**STATED PROBLEM:** The records below are to be quoted in full; please keep every word exact.
___ EXTRACTED ENTRIES
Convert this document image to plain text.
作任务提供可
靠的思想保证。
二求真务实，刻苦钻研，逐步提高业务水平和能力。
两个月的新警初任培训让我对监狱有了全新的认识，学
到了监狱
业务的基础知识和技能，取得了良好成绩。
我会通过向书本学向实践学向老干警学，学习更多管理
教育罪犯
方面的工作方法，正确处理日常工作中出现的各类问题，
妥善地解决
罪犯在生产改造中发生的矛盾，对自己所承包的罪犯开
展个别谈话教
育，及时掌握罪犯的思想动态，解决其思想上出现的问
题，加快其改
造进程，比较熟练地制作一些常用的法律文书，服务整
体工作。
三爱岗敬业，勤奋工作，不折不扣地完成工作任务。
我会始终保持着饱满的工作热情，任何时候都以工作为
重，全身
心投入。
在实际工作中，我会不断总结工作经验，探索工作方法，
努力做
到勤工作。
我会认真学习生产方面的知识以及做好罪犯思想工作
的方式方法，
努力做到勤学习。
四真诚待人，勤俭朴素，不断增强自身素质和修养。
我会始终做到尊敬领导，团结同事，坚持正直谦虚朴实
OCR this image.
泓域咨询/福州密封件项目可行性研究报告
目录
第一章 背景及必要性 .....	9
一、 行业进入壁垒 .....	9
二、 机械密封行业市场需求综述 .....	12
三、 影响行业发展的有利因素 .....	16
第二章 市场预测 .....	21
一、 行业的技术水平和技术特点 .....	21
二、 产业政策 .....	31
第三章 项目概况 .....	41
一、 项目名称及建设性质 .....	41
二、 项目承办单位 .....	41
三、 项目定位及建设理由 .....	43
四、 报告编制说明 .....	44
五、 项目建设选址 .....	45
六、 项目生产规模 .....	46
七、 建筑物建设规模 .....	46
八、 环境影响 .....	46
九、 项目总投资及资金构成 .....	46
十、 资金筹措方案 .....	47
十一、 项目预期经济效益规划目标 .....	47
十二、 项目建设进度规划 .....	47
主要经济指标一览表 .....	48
______
**EXERCISE RESPONSE:**
Convert this document image to plain text.
作任务提供可
靠的思想保证。
二求真务实，刻苦钻研，逐步提高业务水平和能力。
两个月的新警初任培训让我对监狱有了全新的认识，学
到了监狱
业务的基础知识和技能，取得了良好成绩。
我会通过向书本学向实践学向老干警学，学习更多管理
教育罪犯
方面的工作方法，正确处理日常工作中出现的各类问题，
妥善地解决
罪犯在生产改造中发生的矛盾，对自己所承包的罪犯开
展个别谈话教
育，及时掌握罪犯的思想动态，解决其思想上出现的问
题，加快其改
造进程，比较熟练地制作一些常用的法律文书，服务整
体工作。
三爱岗敬业，勤奋工作，不折不扣地完成工作任务。
我会始终保持着饱满的工作热情，任何时候都以工作为
重，全身
心投入。
在实际工作中，我会不断总结工作经验，探索工作方法，
努力做
到勤工作。
我会认真学习生产方面的知识以及做好罪犯思想工作
的方式方法，
努力做到勤学习。
四真诚待人，勤俭朴素，不断增强自身素质和修养。
我会始终做到尊敬领导，团结同事，坚持正直谦虚朴实
OCR this image.
泓域咨询/福州密封件项目可行性研究报告
目录
第一章 背景及必要性 .....	9
一、 行业进入壁垒 .....	9
二、 机械密封行业市场需求综述 .....	12
三、 影响行业发展的有利因素 .....	16
第二章 市场预测 .....	21
一、 行业的技术水平和技术特点 .....	21
二、 产业政策 .....	31
第三章 项目概况 .....	41
一、 项目名称及建设性质 .....	41
二、 项目承办单位 .....	41
三、 项目定位及建设理由 .....	43
四、 报告编制说明 .....	44
五、 项目建设选址 .....	45
六、 项目生产规模 .....	46
七、 建筑物建设规模 .....	46
八、 环境影响 .....	46
九、 项目总投资及资金构成 .....	46
十、 资金筹措方案 .....	47
十一、 项目预期经济效益规划目标 .....	47
十二、 项目建设进度规划 .....	47
主要经济指标一览表 .....	48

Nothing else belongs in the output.